• **WHAT YOU HAVE TO DO**: All of the material below is to be retyped exactly.

— START OF EXTRACTED MATERIAL —

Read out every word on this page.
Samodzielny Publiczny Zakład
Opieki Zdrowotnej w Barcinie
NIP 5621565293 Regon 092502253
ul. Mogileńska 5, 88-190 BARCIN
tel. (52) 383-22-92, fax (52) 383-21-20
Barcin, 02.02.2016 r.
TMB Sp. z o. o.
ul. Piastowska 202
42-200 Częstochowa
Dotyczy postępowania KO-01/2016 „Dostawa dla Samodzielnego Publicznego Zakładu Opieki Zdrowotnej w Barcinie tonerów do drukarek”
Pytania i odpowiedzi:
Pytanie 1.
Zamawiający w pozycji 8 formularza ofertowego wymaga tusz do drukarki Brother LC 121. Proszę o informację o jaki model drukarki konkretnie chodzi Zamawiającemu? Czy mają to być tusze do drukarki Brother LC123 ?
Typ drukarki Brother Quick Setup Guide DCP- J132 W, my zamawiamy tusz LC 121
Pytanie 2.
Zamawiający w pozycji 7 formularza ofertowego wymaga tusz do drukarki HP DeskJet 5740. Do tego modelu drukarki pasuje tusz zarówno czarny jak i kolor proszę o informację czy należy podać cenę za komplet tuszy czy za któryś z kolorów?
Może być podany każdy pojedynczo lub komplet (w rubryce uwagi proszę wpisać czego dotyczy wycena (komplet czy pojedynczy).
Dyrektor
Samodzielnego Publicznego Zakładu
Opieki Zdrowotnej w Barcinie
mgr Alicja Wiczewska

— END OF EXTRACTED MATERIAL —

• **SOLUTION TO THE EXERCISE**:
Read out every word on this page.
Samodzielny Publiczny Zakład
Opieki Zdrowotnej w Barcinie
NIP 5621565293 Regon 092502253
ul. Mogileńska 5, 88-190 BARCIN
tel. (52) 383-22-92, fax (52) 383-21-20
Barcin, 02.02.2016 r.
TMB Sp. z o. o.
ul. Piastowska 202
42-200 Częstochowa
Dotyczy postępowania KO-01/2016 „Dostawa dla Samodzielnego Publicznego Zakładu Opieki Zdrowotnej w Barcinie tonerów do drukarek”
Pytania i odpowiedzi:
Pytanie 1.
Zamawiający w pozycji 8 formularza ofertowego wymaga tusz do drukarki Brother LC 121. Proszę o informację o jaki model drukarki konkretnie chodzi Zamawiającemu? Czy mają to być tusze do drukarki Brother LC123 ?
Typ drukarki Brother Quick Setup Guide DCP- J132 W, my zamawiamy tusz LC 121
Pytanie 2.
Zamawiający w pozycji 7 formularza ofertowego wymaga tusz do drukarki HP DeskJet 5740. Do tego modelu drukarki pasuje tusz zarówno czarny jak i kolor proszę o informację czy należy podać cenę za komplet tuszy czy za któryś z kolorów?
Może być podany każdy pojedynczo lub komplet (w rubryce uwagi proszę wpisać czego dotyczy wycena (komplet czy pojedynczy).
Dyrektor
Samodzielnego Publicznego Zakładu
Opieki Zdrowotnej w Barcinie
mgr Alicja Wiczewska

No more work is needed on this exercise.